▸ WHAT THE TASK ASKS
Find and copy every line in the records that includes the string "Answer".

[Recorded data]
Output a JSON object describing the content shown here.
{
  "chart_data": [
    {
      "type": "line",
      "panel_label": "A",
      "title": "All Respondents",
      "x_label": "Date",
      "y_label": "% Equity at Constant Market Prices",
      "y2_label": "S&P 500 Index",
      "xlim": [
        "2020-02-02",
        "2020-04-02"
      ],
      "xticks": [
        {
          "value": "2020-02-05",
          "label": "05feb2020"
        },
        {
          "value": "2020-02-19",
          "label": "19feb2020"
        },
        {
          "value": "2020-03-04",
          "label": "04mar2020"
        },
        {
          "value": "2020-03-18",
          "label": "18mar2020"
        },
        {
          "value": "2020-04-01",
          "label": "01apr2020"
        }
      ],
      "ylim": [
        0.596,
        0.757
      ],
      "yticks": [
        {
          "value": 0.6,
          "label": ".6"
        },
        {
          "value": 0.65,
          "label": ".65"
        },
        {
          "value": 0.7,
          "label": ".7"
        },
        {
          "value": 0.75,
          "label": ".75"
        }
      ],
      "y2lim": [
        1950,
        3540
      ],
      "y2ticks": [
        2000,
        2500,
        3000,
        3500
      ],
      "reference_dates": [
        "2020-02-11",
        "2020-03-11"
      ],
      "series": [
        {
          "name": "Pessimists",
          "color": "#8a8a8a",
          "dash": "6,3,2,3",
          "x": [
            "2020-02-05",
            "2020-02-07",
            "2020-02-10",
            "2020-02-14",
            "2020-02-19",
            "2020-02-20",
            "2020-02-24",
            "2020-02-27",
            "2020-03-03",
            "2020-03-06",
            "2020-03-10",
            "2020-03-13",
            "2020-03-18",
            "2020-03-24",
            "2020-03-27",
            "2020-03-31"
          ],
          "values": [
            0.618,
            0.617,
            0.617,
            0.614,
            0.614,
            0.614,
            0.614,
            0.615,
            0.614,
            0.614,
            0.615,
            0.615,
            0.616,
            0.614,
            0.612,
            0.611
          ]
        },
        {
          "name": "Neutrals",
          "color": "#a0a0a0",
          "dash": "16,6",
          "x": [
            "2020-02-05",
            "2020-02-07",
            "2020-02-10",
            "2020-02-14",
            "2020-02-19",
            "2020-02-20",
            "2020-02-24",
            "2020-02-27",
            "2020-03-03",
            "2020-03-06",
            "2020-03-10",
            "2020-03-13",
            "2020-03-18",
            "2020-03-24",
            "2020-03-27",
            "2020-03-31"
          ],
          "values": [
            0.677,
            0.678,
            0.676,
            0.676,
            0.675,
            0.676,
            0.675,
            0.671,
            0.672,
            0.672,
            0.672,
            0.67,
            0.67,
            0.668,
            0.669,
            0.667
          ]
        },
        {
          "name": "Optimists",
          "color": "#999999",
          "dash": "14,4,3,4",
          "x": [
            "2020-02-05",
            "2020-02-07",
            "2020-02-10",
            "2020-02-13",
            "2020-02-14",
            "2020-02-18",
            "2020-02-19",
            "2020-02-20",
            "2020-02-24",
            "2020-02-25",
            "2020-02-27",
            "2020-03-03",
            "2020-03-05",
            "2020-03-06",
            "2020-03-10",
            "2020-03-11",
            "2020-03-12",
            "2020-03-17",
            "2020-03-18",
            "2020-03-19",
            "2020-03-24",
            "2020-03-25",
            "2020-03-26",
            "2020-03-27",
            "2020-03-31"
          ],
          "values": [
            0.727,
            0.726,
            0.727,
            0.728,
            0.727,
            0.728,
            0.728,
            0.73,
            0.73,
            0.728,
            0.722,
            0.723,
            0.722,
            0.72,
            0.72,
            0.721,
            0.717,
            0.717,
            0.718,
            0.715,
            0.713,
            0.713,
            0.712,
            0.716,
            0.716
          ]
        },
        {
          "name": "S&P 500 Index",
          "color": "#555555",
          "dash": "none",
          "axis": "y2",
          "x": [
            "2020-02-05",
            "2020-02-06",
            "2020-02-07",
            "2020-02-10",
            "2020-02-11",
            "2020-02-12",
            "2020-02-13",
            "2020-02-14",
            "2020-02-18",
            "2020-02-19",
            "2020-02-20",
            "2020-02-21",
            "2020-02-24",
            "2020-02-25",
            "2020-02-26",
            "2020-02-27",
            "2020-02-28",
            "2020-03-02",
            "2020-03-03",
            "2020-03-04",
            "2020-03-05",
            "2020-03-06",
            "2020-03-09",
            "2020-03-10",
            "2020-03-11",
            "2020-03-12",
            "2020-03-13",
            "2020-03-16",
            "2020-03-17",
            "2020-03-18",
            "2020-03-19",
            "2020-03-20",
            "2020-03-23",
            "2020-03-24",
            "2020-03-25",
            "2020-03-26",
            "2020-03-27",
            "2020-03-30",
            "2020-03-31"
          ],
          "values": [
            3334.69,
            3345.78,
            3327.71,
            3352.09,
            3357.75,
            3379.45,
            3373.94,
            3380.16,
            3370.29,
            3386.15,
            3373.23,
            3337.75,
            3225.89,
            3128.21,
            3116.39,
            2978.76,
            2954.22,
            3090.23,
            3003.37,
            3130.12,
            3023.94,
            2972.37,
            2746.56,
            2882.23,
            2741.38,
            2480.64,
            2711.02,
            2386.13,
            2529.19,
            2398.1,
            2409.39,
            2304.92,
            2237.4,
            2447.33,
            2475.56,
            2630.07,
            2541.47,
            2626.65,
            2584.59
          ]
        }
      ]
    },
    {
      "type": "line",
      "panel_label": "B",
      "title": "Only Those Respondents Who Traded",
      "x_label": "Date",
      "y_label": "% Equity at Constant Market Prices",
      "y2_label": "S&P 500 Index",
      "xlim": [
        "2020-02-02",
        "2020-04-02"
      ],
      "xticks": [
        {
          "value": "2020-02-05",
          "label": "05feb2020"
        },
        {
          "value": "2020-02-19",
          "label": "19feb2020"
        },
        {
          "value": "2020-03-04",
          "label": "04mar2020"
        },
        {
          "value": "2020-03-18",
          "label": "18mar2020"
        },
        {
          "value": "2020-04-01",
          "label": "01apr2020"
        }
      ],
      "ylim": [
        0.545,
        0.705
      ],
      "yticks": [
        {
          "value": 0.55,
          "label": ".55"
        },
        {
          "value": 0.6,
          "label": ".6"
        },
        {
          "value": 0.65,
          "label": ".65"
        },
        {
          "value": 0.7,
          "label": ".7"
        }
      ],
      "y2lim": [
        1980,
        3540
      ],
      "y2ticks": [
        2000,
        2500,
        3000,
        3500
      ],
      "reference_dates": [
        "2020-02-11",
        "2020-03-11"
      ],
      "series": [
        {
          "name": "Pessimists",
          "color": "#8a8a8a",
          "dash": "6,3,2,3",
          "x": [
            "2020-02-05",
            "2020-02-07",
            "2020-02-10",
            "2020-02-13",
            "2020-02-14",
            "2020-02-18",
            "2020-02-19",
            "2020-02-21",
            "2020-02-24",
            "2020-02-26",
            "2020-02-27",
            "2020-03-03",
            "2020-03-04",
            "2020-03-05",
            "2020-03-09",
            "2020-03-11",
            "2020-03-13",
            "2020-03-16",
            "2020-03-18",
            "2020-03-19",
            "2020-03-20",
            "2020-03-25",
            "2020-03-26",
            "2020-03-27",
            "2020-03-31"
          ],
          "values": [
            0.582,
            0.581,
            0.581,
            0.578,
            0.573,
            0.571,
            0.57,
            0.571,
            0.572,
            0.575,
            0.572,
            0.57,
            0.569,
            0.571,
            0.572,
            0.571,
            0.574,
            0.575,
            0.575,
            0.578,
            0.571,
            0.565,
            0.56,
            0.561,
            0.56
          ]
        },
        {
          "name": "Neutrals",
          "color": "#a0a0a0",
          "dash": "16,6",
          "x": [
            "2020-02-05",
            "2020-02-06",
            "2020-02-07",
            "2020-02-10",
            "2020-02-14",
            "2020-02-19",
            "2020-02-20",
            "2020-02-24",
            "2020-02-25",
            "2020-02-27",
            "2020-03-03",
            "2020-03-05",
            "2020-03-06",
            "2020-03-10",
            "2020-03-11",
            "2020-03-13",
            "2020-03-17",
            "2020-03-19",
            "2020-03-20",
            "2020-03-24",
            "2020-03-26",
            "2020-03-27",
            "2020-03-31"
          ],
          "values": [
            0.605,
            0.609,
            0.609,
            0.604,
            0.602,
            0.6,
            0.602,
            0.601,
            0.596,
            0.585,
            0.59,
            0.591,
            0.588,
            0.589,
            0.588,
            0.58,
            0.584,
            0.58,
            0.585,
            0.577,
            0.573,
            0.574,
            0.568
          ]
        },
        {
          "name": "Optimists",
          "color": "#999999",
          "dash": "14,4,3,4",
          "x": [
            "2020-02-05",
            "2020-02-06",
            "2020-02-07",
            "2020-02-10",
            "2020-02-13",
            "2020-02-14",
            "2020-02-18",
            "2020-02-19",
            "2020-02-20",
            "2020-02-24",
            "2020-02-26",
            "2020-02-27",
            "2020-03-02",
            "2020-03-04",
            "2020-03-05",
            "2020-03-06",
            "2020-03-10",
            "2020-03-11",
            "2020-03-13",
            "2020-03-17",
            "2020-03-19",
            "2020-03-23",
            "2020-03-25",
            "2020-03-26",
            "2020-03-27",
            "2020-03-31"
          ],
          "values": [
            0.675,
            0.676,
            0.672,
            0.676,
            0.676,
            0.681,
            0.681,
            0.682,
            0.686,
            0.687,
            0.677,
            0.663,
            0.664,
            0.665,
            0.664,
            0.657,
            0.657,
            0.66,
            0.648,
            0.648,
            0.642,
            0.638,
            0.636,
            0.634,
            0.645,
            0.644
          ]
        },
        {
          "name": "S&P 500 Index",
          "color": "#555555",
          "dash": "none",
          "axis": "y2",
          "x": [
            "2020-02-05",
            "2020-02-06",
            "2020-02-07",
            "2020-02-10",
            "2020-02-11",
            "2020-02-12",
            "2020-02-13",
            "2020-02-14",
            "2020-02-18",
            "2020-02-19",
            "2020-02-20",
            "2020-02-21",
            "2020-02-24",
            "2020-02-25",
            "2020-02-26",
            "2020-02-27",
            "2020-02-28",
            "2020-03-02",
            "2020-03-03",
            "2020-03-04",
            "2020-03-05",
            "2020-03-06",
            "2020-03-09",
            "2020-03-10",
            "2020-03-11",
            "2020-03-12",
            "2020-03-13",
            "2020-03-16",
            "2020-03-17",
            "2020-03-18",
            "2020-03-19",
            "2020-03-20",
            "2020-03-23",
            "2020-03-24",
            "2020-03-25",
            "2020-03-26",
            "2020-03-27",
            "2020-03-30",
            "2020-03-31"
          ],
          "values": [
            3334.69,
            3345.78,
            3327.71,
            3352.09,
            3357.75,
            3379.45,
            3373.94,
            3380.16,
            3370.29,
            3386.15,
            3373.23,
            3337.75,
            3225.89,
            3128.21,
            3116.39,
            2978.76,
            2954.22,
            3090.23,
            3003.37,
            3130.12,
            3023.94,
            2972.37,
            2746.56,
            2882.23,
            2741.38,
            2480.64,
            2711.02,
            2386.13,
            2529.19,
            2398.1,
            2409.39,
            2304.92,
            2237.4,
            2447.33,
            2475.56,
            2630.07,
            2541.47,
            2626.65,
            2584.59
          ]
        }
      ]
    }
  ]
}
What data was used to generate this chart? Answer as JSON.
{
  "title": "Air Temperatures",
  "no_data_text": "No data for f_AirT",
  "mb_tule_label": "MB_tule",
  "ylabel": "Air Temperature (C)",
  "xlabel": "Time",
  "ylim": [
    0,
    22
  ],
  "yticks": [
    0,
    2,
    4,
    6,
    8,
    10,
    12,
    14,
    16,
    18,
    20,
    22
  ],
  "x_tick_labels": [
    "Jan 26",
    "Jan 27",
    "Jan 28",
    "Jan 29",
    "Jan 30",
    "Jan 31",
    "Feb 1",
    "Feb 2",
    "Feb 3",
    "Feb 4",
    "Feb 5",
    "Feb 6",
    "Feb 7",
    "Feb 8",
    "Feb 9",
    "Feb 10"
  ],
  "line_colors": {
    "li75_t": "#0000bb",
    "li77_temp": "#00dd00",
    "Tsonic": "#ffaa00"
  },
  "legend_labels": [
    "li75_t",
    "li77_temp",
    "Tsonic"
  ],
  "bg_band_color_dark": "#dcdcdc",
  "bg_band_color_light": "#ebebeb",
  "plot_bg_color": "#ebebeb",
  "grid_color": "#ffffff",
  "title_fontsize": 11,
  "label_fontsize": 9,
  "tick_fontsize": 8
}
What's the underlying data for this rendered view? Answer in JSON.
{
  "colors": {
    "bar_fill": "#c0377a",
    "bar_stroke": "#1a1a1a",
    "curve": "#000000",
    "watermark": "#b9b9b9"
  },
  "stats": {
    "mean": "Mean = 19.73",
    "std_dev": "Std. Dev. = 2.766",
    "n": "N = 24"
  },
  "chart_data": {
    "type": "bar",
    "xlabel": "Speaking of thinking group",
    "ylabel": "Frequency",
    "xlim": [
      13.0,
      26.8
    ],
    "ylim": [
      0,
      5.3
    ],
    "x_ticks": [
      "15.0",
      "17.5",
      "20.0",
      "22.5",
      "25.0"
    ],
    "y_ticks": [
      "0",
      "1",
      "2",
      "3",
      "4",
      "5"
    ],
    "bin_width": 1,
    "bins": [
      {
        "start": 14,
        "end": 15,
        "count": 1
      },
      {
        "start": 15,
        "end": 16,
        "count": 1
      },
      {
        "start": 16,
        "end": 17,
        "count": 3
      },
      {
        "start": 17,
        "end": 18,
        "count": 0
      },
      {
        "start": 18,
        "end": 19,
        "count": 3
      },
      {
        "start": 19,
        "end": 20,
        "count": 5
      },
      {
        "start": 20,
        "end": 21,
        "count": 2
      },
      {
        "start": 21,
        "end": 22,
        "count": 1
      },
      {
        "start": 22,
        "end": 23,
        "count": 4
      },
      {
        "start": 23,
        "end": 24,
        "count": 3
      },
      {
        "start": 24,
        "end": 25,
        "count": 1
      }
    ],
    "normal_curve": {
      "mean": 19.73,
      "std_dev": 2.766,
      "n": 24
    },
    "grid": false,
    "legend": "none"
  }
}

▸ RESPONSE TO THE EXERCISE
What data was used to generate this chart? Answer as JSON.
What's the underlying data for this rendered view? Answer in JSON.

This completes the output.